▶ [WHAT NEEDS TO BE DONE]
Reproduce the entries word for word, and omit any picture you find in them.

▶ [STORED ROWS]
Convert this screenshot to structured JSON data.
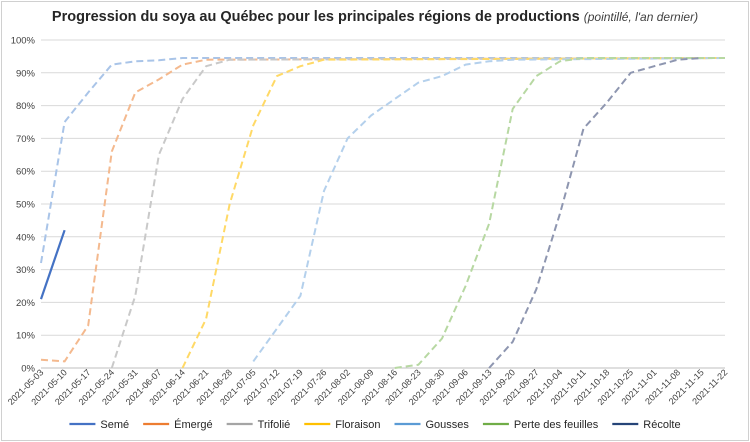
{
  "chart_data": {
    "type": "line",
    "title": "Progression du soya au Québec pour les principales régions de productions",
    "subtitle": "(pointillé, l'an dernier)",
    "xlabel": "",
    "ylabel": "",
    "ylim": [
      0,
      100
    ],
    "y_ticks": [
      "0%",
      "10%",
      "20%",
      "30%",
      "40%",
      "50%",
      "60%",
      "70%",
      "80%",
      "90%",
      "100%"
    ],
    "categories": [
      "2021-05-03",
      "2021-05-10",
      "2021-05-17",
      "2021-05-24",
      "2021-05-31",
      "2021-06-07",
      "2021-06-14",
      "2021-06-21",
      "2021-06-28",
      "2021-07-05",
      "2021-07-12",
      "2021-07-19",
      "2021-07-26",
      "2021-08-02",
      "2021-08-09",
      "2021-08-16",
      "2021-08-23",
      "2021-08-30",
      "2021-09-06",
      "2021-09-13",
      "2021-09-20",
      "2021-09-27",
      "2021-10-04",
      "2021-10-11",
      "2021-10-18",
      "2021-10-25",
      "2021-11-01",
      "2021-11-08",
      "2021-11-15",
      "2021-11-22"
    ],
    "grid": true,
    "legend_position": "bottom",
    "series": [
      {
        "name": "Semé",
        "color": "#4472C4",
        "dashed": false,
        "x": [
          0,
          1
        ],
        "values": [
          21,
          42
        ]
      },
      {
        "name": "Émergé",
        "color": "#ED7D31",
        "dashed": false,
        "x": [],
        "values": []
      },
      {
        "name": "Trifolié",
        "color": "#A5A5A5",
        "dashed": false,
        "x": [],
        "values": []
      },
      {
        "name": "Floraison",
        "color": "#FFC000",
        "dashed": false,
        "x": [],
        "values": []
      },
      {
        "name": "Gousses",
        "color": "#5B9BD5",
        "dashed": false,
        "x": [],
        "values": []
      },
      {
        "name": "Perte des feuilles",
        "color": "#70AD47",
        "dashed": false,
        "x": [],
        "values": []
      },
      {
        "name": "Récolte",
        "color": "#264478",
        "dashed": false,
        "x": [],
        "values": []
      },
      {
        "name": "",
        "color": "#A9C4E8",
        "dashed": true,
        "x": [
          0,
          1,
          2,
          3,
          4,
          5,
          6,
          29
        ],
        "values": [
          32,
          75,
          84,
          92.5,
          93.5,
          93.8,
          94.5,
          94.5
        ]
      },
      {
        "name": "",
        "color": "#F4B98E",
        "dashed": true,
        "x": [
          0,
          1,
          2,
          3,
          4,
          5,
          6,
          7,
          29
        ],
        "values": [
          2.5,
          2,
          13,
          66,
          84,
          88,
          92.5,
          94,
          94.5
        ]
      },
      {
        "name": "",
        "color": "#C9C9C9",
        "dashed": true,
        "x": [
          3,
          4,
          5,
          6,
          7,
          8,
          29
        ],
        "values": [
          0,
          22,
          65,
          82,
          92,
          94,
          94.5
        ]
      },
      {
        "name": "",
        "color": "#FFD966",
        "dashed": true,
        "x": [
          6,
          7,
          8,
          9,
          10,
          11,
          12,
          29
        ],
        "values": [
          0,
          15,
          50,
          74,
          89,
          92,
          94,
          94.5
        ]
      },
      {
        "name": "",
        "color": "#B4D0EC",
        "dashed": true,
        "x": [
          9,
          10,
          11,
          12,
          13,
          14,
          15,
          16,
          17,
          18,
          19,
          20,
          29
        ],
        "values": [
          2,
          12,
          22,
          54,
          70,
          77,
          82,
          87,
          89,
          92.5,
          93.5,
          94,
          94.5
        ]
      },
      {
        "name": "",
        "color": "#B7D8A2",
        "dashed": true,
        "x": [
          15,
          16,
          17,
          18,
          19,
          20,
          21,
          22,
          23,
          29
        ],
        "values": [
          0,
          1,
          9,
          25,
          44,
          79,
          89,
          93.5,
          94.5,
          94.5
        ]
      },
      {
        "name": "",
        "color": "#8E96B0",
        "dashed": true,
        "x": [
          19,
          20,
          21,
          22,
          23,
          24,
          25,
          26,
          27,
          28
        ],
        "values": [
          0,
          8,
          24,
          47,
          73,
          81,
          90,
          92,
          94,
          94.5
        ]
      }
    ]
  }
}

▶ [EXERCISE RESPONSE]
Convert this screenshot to structured JSON data.
{
  "chart_data": {
    "type": "line",
    "title": "Progression du soya au Québec pour les principales régions de productions",
    "subtitle": "(pointillé, l'an dernier)",
    "xlabel": "",
    "ylabel": "",
    "ylim": [
      0,
      100
    ],
    "y_ticks": [
      "0%",
      "10%",
      "20%",
      "30%",
      "40%",
      "50%",
      "60%",
      "70%",
      "80%",
      "90%",
      "100%"
    ],
    "categories": [
      "2021-05-03",
      "2021-05-10",
      "2021-05-17",
      "2021-05-24",
      "2021-05-31",
      "2021-06-07",
      "2021-06-14",
      "2021-06-21",
      "2021-06-28",
      "2021-07-05",
      "2021-07-12",
      "2021-07-19",
      "2021-07-26",
      "2021-08-02",
      "2021-08-09",
      "2021-08-16",
      "2021-08-23",
      "2021-08-30",
      "2021-09-06",
      "2021-09-13",
      "2021-09-20",
      "2021-09-27",
      "2021-10-04",
      "2021-10-11",
      "2021-10-18",
      "2021-10-25",
      "2021-11-01",
      "2021-11-08",
      "2021-11-15",
      "2021-11-22"
    ],
    "grid": true,
    "legend_position": "bottom",
    "series": [
      {
        "name": "Semé",
        "color": "#4472C4",
        "dashed": false,
        "x": [
          0,
          1
        ],
        "values": [
          21,
          42
        ]
      },
      {
        "name": "Émergé",
        "color": "#ED7D31",
        "dashed": false,
        "x": [],
        "values": []
      },
      {
        "name": "Trifolié",
        "color": "#A5A5A5",
        "dashed": false,
        "x": [],
        "values": []
      },
      {
        "name": "Floraison",
        "color": "#FFC000",
        "dashed": false,
        "x": [],
        "values": []
      },
      {
        "name": "Gousses",
        "color": "#5B9BD5",
        "dashed": false,
        "x": [],
        "values": []
      },
      {
        "name": "Perte des feuilles",
        "color": "#70AD47",
        "dashed": false,
        "x": [],
        "values": []
      },
      {
        "name": "Récolte",
        "color": "#264478",
        "dashed": false,
        "x": [],
        "values": []
      },
      {
        "name": "",
        "color": "#A9C4E8",
        "dashed": true,
        "x": [
          0,
          1,
          2,
          3,
          4,
          5,
          6,
          29
        ],
        "values": [
          32,
          75,
          84,
          92.5,
          93.5,
          93.8,
          94.5,
          94.5
        ]
      },
      {
        "name": "",
        "color": "#F4B98E",
        "dashed": true,
        "x": [
          0,
          1,
          2,
          3,
          4,
          5,
          6,
          7,
          29
        ],
        "values": [
          2.5,
          2,
          13,
          66,
          84,
          88,
          92.5,
          94,
          94.5
        ]
      },
      {
        "name": "",
        "color": "#C9C9C9",
        "dashed": true,
        "x": [
          3,
          4,
          5,
          6,
          7,
          8,
          29
        ],
        "values": [
          0,
          22,
          65,
          82,
          92,
          94,
          94.5
        ]
      },
      {
        "name": "",
        "color": "#FFD966",
        "dashed": true,
        "x": [
          6,
          7,
          8,
          9,
          10,
          11,
          12,
          29
        ],
        "values": [
          0,
          15,
          50,
          74,
          89,
          92,
          94,
          94.5
        ]
      },
      {
        "name": "",
        "color": "#B4D0EC",
        "dashed": true,
        "x": [
          9,
          10,
          11,
          12,
          13,
          14,
          15,
          16,
          17,
          18,
          19,
          20,
          29
        ],
        "values": [
          2,
          12,
          22,
          54,
          70,
          77,
          82,
          87,
          89,
          92.5,
          93.5,
          94,
          94.5
        ]
      },
      {
        "name": "",
        "color": "#B7D8A2",
        "dashed": true,
        "x": [
          15,
          16,
          17,
          18,
          19,
          20,
          21,
          22,
          23,
          29
        ],
        "values": [
          0,
          1,
          9,
          25,
          44,
          79,
          89,
          93.5,
          94.5,
          94.5
        ]
      },
      {
        "name": "",
        "color": "#8E96B0",
        "dashed": true,
        "x": [
          19,
          20,
          21,
          22,
          23,
          24,
          25,
          26,
          27,
          28
        ],
        "values": [
          0,
          8,
          24,
          47,
          73,
          81,
          90,
          92,
          94,
          94.5
        ]
      }
    ]
  }
}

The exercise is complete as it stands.